INPUT RECORDS »
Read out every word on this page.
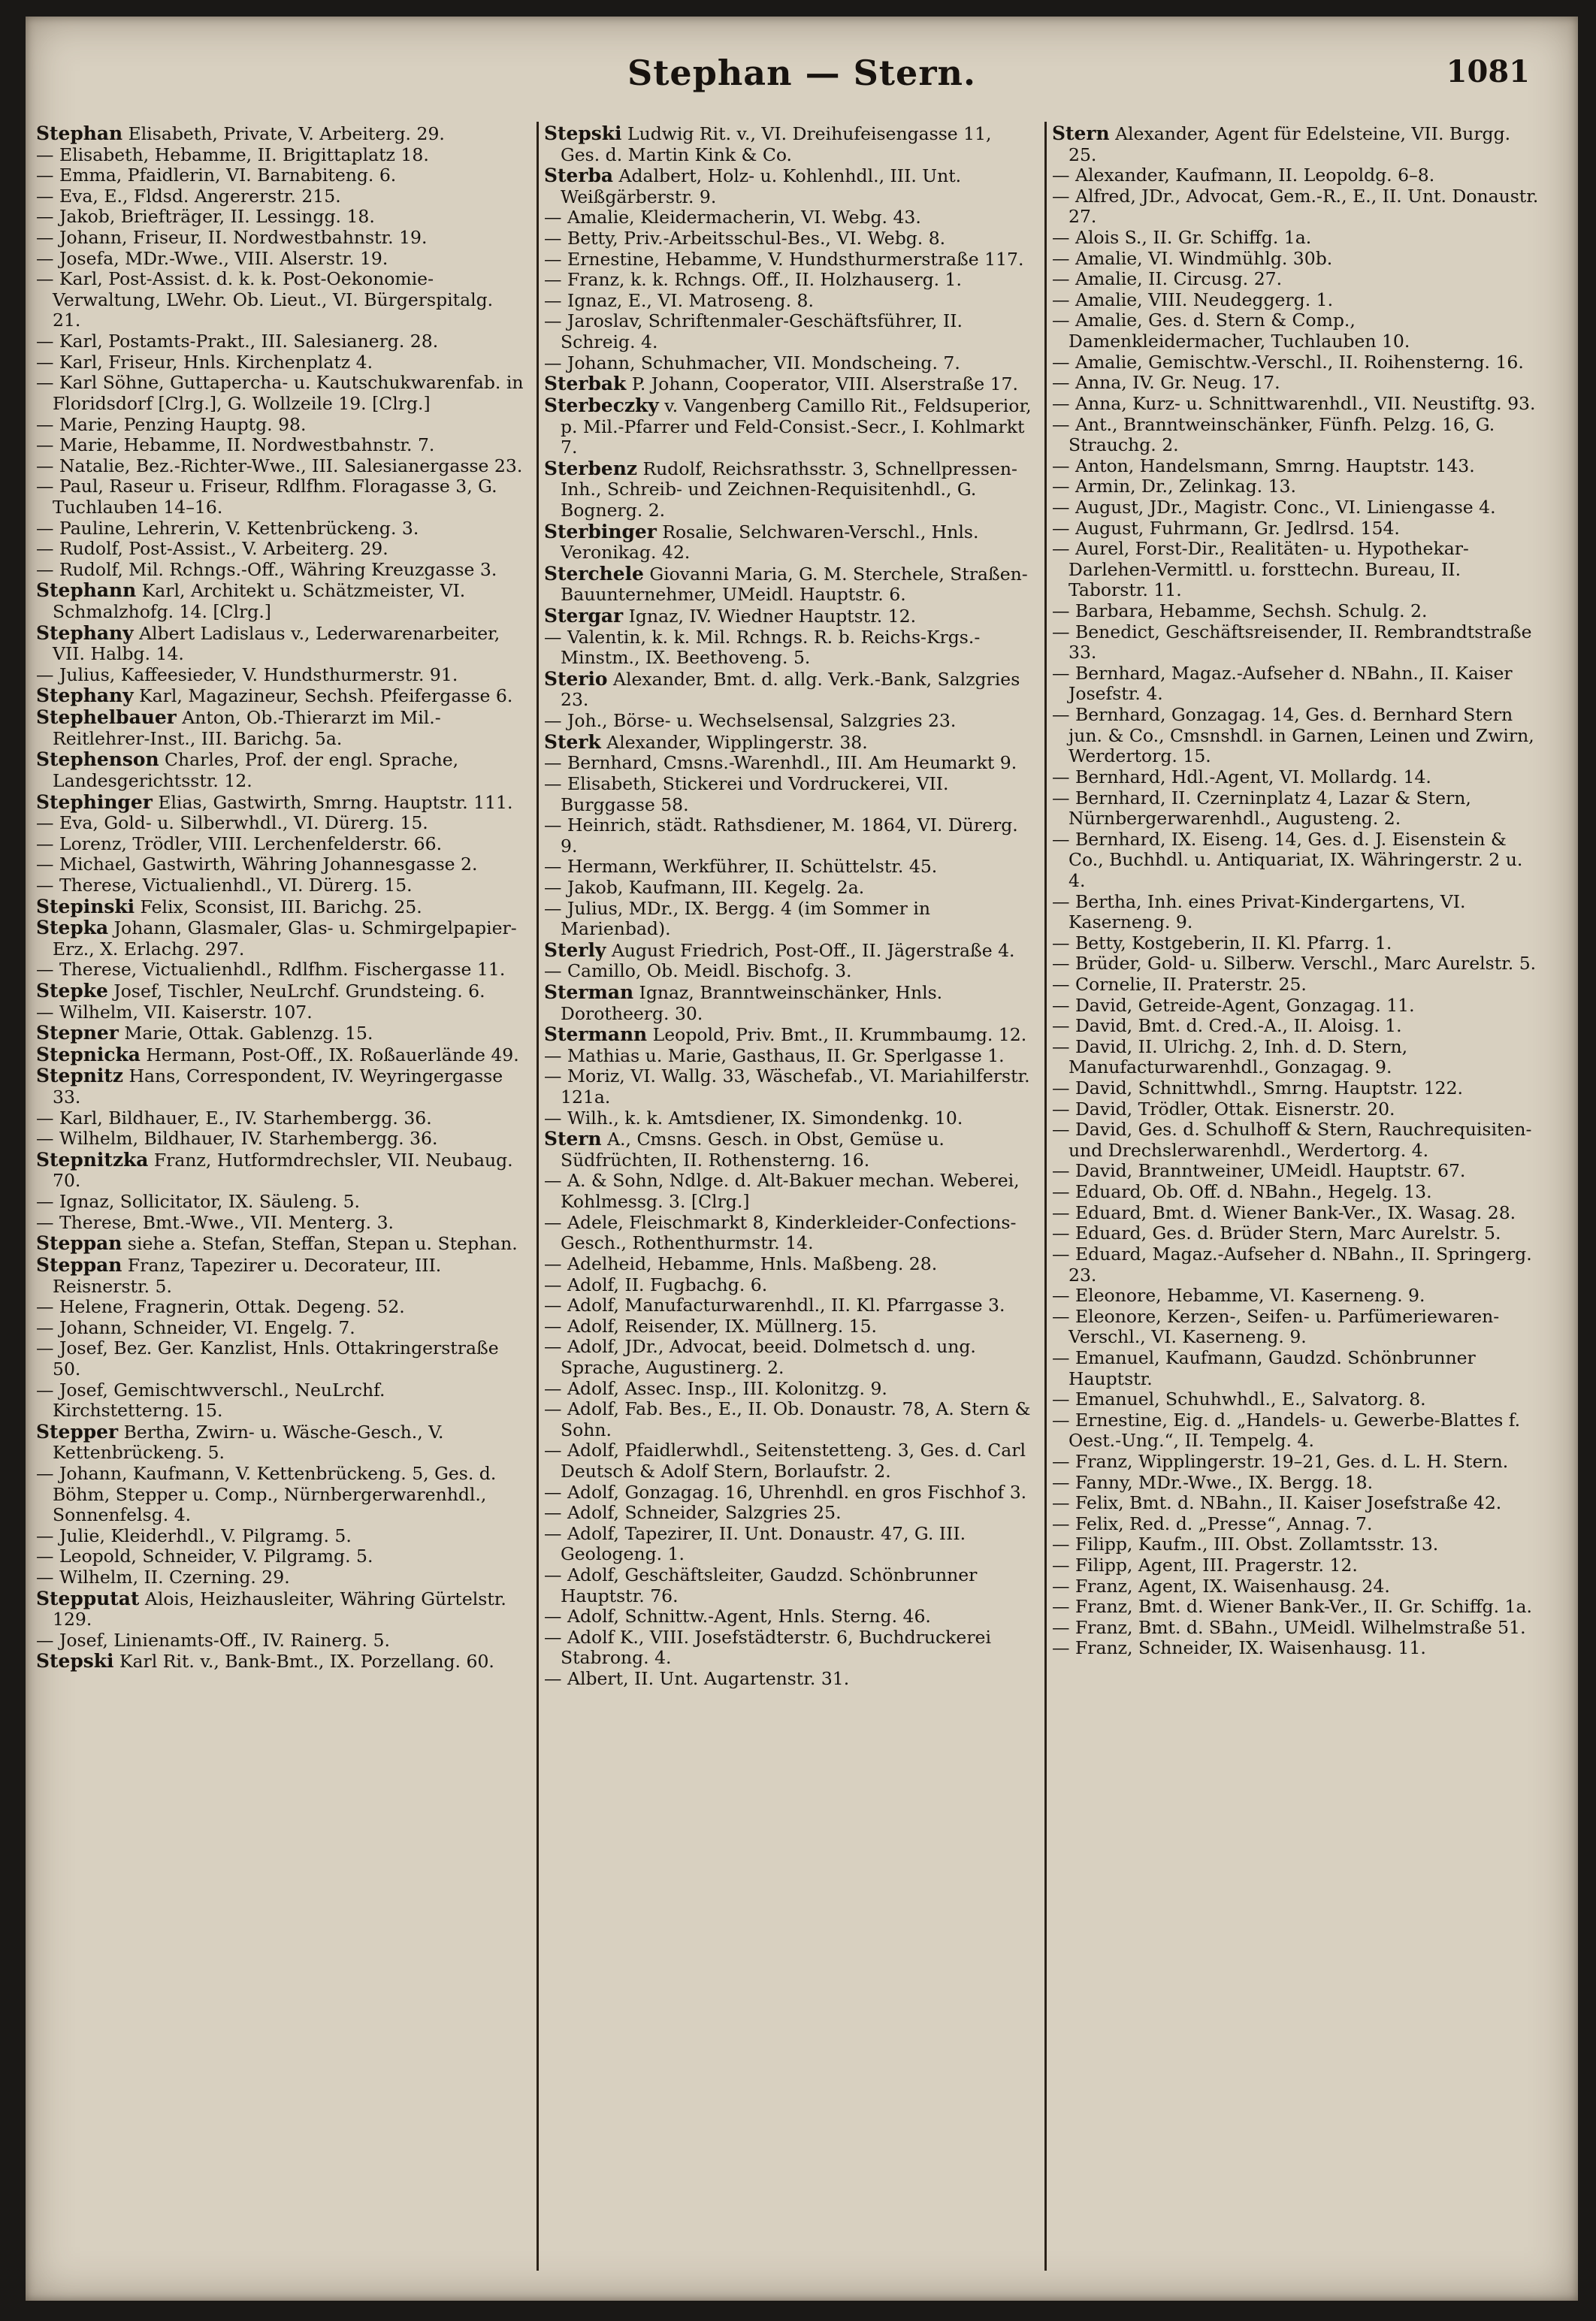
Stephan — Stern.	1081

Stephan Elisabeth, Private, V. Arbeiterg. 29.

— Elisabeth, Hebamme, II. Brigittaplatz 18.

— Emma, Pfaidlerin, VI. Barnabiteng. 6.

— Eva, E., Fldsd. Angererstr. 215.

— Jakob, Briefträger, II. Lessingg. 18.

— Johann, Friseur, II. Nordwestbahnstr. 19.

— Josefa, MDr.-Wwe., VIII. Alserstr. 19.

— Karl, Post-Assist. d. k. k. Post-Oekonomie-Verwaltung, LWehr. Ob. Lieut., VI. Bürgerspitalg. 21.

— Karl, Postamts-Prakt., III. Salesianerg. 28.

— Karl, Friseur, Hnls. Kirchenplatz 4.

— Karl Söhne, Guttapercha- u. Kautschukwarenfab. in Floridsdorf [Clrg.], G. Wollzeile 19. [Clrg.]

— Marie, Penzing Hauptg. 98.

— Marie, Hebamme, II. Nordwestbahnstr. 7.

— Natalie, Bez.-Richter-Wwe., III. Salesianergasse 23.

— Paul, Raseur u. Friseur, Rdlfhm. Floragasse 3, G. Tuchlauben 14–16.

— Pauline, Lehrerin, V. Kettenbrückeng. 3.

— Rudolf, Post-Assist., V. Arbeiterg. 29.

— Rudolf, Mil. Rchngs.-Off., Währing Kreuzgasse 3.

Stephann Karl, Architekt u. Schätzmeister, VI. Schmalzhofg. 14. [Clrg.]

Stephany Albert Ladislaus v., Lederwarenarbeiter, VII. Halbg. 14.

— Julius, Kaffeesieder, V. Hundsthurmerstr. 91.

Stephany Karl, Magazineur, Sechsh. Pfeifergasse 6.

Stephelbauer Anton, Ob.-Thierarzt im Mil.-Reitlehrer-Inst., III. Barichg. 5a.

Stephenson Charles, Prof. der engl. Sprache, Landesgerichtsstr. 12.

Stephinger Elias, Gastwirth, Smrng. Hauptstr. 111.

— Eva, Gold- u. Silberwhdl., VI. Dürerg. 15.

— Lorenz, Trödler, VIII. Lerchenfelderstr. 66.

— Michael, Gastwirth, Währing Johannesgasse 2.

— Therese, Victualienhdl., VI. Dürerg. 15.

Stepinski Felix, Sconsist, III. Barichg. 25.

Stepka Johann, Glasmaler, Glas- u. Schmirgelpapier-Erz., X. Erlachg. 297.

— Therese, Victualienhdl., Rdlfhm. Fischergasse 11.

Stepke Josef, Tischler, NeuLrchf. Grundsteing. 6.

— Wilhelm, VII. Kaiserstr. 107.

Stepner Marie, Ottak. Gablenzg. 15.

Stepnicka Hermann, Post-Off., IX. Roßauerlände 49.

Stepnitz Hans, Correspondent, IV. Weyringergasse 33.

— Karl, Bildhauer, E., IV. Starhembergg. 36.

— Wilhelm, Bildhauer, IV. Starhembergg. 36.

Stepnitzka Franz, Hutformdrechsler, VII. Neubaug. 70.

— Ignaz, Sollicitator, IX. Säuleng. 5.

— Therese, Bmt.-Wwe., VII. Menterg. 3.

Steppan siehe a. Stefan, Steffan, Stepan u. Stephan.

Steppan Franz, Tapezirer u. Decorateur, III. Reisnerstr. 5.

— Helene, Fragnerin, Ottak. Degeng. 52.

— Johann, Schneider, VI. Engelg. 7.

— Josef, Bez. Ger. Kanzlist, Hnls. Ottakringerstraße 50.

— Josef, Gemischtwverschl., NeuLrchf. Kirchstetterng. 15.

Stepper Bertha, Zwirn- u. Wäsche-Gesch., V. Kettenbrückeng. 5.

— Johann, Kaufmann, V. Kettenbrückeng. 5, Ges. d. Böhm, Stepper u. Comp., Nürnbergerwarenhdl., Sonnenfelsg. 4.

— Julie, Kleiderhdl., V. Pilgramg. 5.

— Leopold, Schneider, V. Pilgramg. 5.

— Wilhelm, II. Czerning. 29.

Stepputat Alois, Heizhausleiter, Währing Gürtelstr. 129.

— Josef, Linienamts-Off., IV. Rainerg. 5.

Stepski Karl Rit. v., Bank-Bmt., IX. Porzellang. 60.

Stepski Ludwig Rit. v., VI. Dreihufeisengasse 11, Ges. d. Martin Kink & Co.

Sterba Adalbert, Holz- u. Kohlenhdl., III. Unt. Weißgärberstr. 9.

— Amalie, Kleidermacherin, VI. Webg. 43.

— Betty, Priv.-Arbeitsschul-Bes., VI. Webg. 8.

— Ernestine, Hebamme, V. Hundsthurmerstraße 117.

— Franz, k. k. Rchngs. Off., II. Holzhauserg. 1.

— Ignaz, E., VI. Matroseng. 8.

— Jaroslav, Schriftenmaler-Geschäftsführer, II. Schreig. 4.

— Johann, Schuhmacher, VII. Mondscheing. 7.

Sterbak P. Johann, Cooperator, VIII. Alserstraße 17.

Sterbeczky v. Vangenberg Camillo Rit., Feldsuperior, p. Mil.-Pfarrer und Feld-Consist.-Secr., I. Kohlmarkt 7.

Sterbenz Rudolf, Reichsrathsstr. 3, Schnellpressen-Inh., Schreib- und Zeichnen-Requisitenhdl., G. Bognerg. 2.

Sterbinger Rosalie, Selchwaren-Verschl., Hnls. Veronikag. 42.

Sterchele Giovanni Maria, G. M. Sterchele, Straßen-Bauunternehmer, UMeidl. Hauptstr. 6.

Stergar Ignaz, IV. Wiedner Hauptstr. 12.

— Valentin, k. k. Mil. Rchngs. R. b. Reichs-Krgs.-Minstm., IX. Beethoveng. 5.

Sterio Alexander, Bmt. d. allg. Verk.-Bank, Salzgries 23.

— Joh., Börse- u. Wechselsensal, Salzgries 23.

Sterk Alexander, Wipplingerstr. 38.

— Bernhard, Cmsns.-Warenhdl., III. Am Heumarkt 9.

— Elisabeth, Stickerei und Vordruckerei, VII. Burggasse 58.

— Heinrich, städt. Rathsdiener, M. 1864, VI. Dürerg. 9.

— Hermann, Werkführer, II. Schüttelstr. 45.

— Jakob, Kaufmann, III. Kegelg. 2a.

— Julius, MDr., IX. Bergg. 4 (im Sommer in Marienbad).

Sterly August Friedrich, Post-Off., II. Jägerstraße 4.

— Camillo, Ob. Meidl. Bischofg. 3.

Sterman Ignaz, Branntweinschänker, Hnls. Dorotheerg. 30.

Stermann Leopold, Priv. Bmt., II. Krummbaumg. 12.

— Mathias u. Marie, Gasthaus, II. Gr. Sperlgasse 1.

— Moriz, VI. Wallg. 33, Wäschefab., VI. Mariahilferstr. 121a.

— Wilh., k. k. Amtsdiener, IX. Simondenkg. 10.

Stern A., Cmsns. Gesch. in Obst, Gemüse u. Südfrüchten, II. Rothensterng. 16.

— A. & Sohn, Ndlge. d. Alt-Bakuer mechan. Weberei, Kohlmessg. 3. [Clrg.]

— Adele, Fleischmarkt 8, Kinderkleider-Confections-Gesch., Rothenthurmstr. 14.

— Adelheid, Hebamme, Hnls. Maßbeng. 28.

— Adolf, II. Fugbachg. 6.

— Adolf, Manufacturwarenhdl., II. Kl. Pfarrgasse 3.

— Adolf, Reisender, IX. Müllnerg. 15.

— Adolf, JDr., Advocat, beeid. Dolmetsch d. ung. Sprache, Augustinerg. 2.

— Adolf, Assec. Insp., III. Kolonitzg. 9.

— Adolf, Fab. Bes., E., II. Ob. Donaustr. 78, A. Stern & Sohn.

— Adolf, Pfaidlerwhdl., Seitenstetteng. 3, Ges. d. Carl Deutsch & Adolf Stern, Borlaufstr. 2.

— Adolf, Gonzagag. 16, Uhrenhdl. en gros Fischhof 3.

— Adolf, Schneider, Salzgries 25.

— Adolf, Tapezirer, II. Unt. Donaustr. 47, G. III. Geologeng. 1.

— Adolf, Geschäftsleiter, Gaudzd. Schönbrunner Hauptstr. 76.

— Adolf, Schnittw.-Agent, Hnls. Sterng. 46.

— Adolf K., VIII. Josefstädterstr. 6, Buchdruckerei Stabrong. 4.

— Albert, II. Unt. Augartenstr. 31.

Stern Alexander, Agent für Edelsteine, VII. Burgg. 25.

— Alexander, Kaufmann, II. Leopoldg. 6–8.

— Alfred, JDr., Advocat, Gem.-R., E., II. Unt. Donaustr. 27.

— Alois S., II. Gr. Schiffg. 1a.

— Amalie, VI. Windmühlg. 30b.

— Amalie, II. Circusg. 27.

— Amalie, VIII. Neudeggerg. 1.

— Amalie, Ges. d. Stern & Comp., Damenkleidermacher, Tuchlauben 10.

— Amalie, Gemischtw.-Verschl., II. Roihensterng. 16.

— Anna, IV. Gr. Neug. 17.

— Anna, Kurz- u. Schnittwarenhdl., VII. Neustiftg. 93.

— Ant., Branntweinschänker, Fünfh. Pelzg. 16, G. Strauchg. 2.

— Anton, Handelsmann, Smrng. Hauptstr. 143.

— Armin, Dr., Zelinkag. 13.

— August, JDr., Magistr. Conc., VI. Liniengasse 4.

— August, Fuhrmann, Gr. Jedlrsd. 154.

— Aurel, Forst-Dir., Realitäten- u. Hypothekar-Darlehen-Vermittl. u. forsttechn. Bureau, II. Taborstr. 11.

— Barbara, Hebamme, Sechsh. Schulg. 2.

— Benedict, Geschäftsreisender, II. Rembrandtstraße 33.

— Bernhard, Magaz.-Aufseher d. NBahn., II. Kaiser Josefstr. 4.

— Bernhard, Gonzagag. 14, Ges. d. Bernhard Stern jun. & Co., Cmsnshdl. in Garnen, Leinen und Zwirn, Werdertorg. 15.

— Bernhard, Hdl.-Agent, VI. Mollardg. 14.

— Bernhard, II. Czerninplatz 4, Lazar & Stern, Nürnbergerwarenhdl., Augusteng. 2.

— Bernhard, IX. Eiseng. 14, Ges. d. J. Eisenstein & Co., Buchhdl. u. Antiquariat, IX. Währingerstr. 2 u. 4.

— Bertha, Inh. eines Privat-Kindergartens, VI. Kaserneng. 9.

— Betty, Kostgeberin, II. Kl. Pfarrg. 1.

— Brüder, Gold- u. Silberw. Verschl., Marc Aurelstr. 5.

— Cornelie, II. Praterstr. 25.

— David, Getreide-Agent, Gonzagag. 11.

— David, Bmt. d. Cred.-A., II. Aloisg. 1.

— David, II. Ulrichg. 2, Inh. d. D. Stern, Manufacturwarenhdl., Gonzagag. 9.

— David, Schnittwhdl., Smrng. Hauptstr. 122.

— David, Trödler, Ottak. Eisnerstr. 20.

— David, Ges. d. Schulhoff & Stern, Rauchrequisiten- und Drechslerwarenhdl., Werdertorg. 4.

— David, Branntweiner, UMeidl. Hauptstr. 67.

— Eduard, Ob. Off. d. NBahn., Hegelg. 13.

— Eduard, Bmt. d. Wiener Bank-Ver., IX. Wasag. 28.

— Eduard, Ges. d. Brüder Stern, Marc Aurelstr. 5.

— Eduard, Magaz.-Aufseher d. NBahn., II. Springerg. 23.

— Eleonore, Hebamme, VI. Kaserneng. 9.

— Eleonore, Kerzen-, Seifen- u. Parfümeriewaren-Verschl., VI. Kaserneng. 9.

— Emanuel, Kaufmann, Gaudzd. Schönbrunner Hauptstr.

— Emanuel, Schuhwhdl., E., Salvatorg. 8.

— Ernestine, Eig. d. „Handels- u. Gewerbe-Blattes f. Oest.-Ung.“, II. Tempelg. 4.

— Franz, Wipplingerstr. 19–21, Ges. d. L. H. Stern.

— Fanny, MDr.-Wwe., IX. Bergg. 18.

— Felix, Bmt. d. NBahn., II. Kaiser Josefstraße 42.

— Felix, Red. d. „Presse“, Annag. 7.

— Filipp, Kaufm., III. Obst. Zollamtsstr. 13.

— Filipp, Agent, III. Pragerstr. 12.

— Franz, Agent, IX. Waisenhausg. 24.

— Franz, Bmt. d. Wiener Bank-Ver., II. Gr. Schiffg. 1a.

— Franz, Bmt. d. SBahn., UMeidl. Wilhelmstraße 51.

— Franz, Schneider, IX. Waisenhausg. 11.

YOUR OBJECTIVE » Search the records for the word "Elisabeth" and copy every line where it occurs.

EXPECTED OUTPUT »
Stephan Elisabeth, Private, V. Arbeiterg. 29.
— Elisabeth, Hebamme, II. Brigittaplatz 18.
— Elisabeth, Stickerei und Vordruckerei, VII. Burggasse 58.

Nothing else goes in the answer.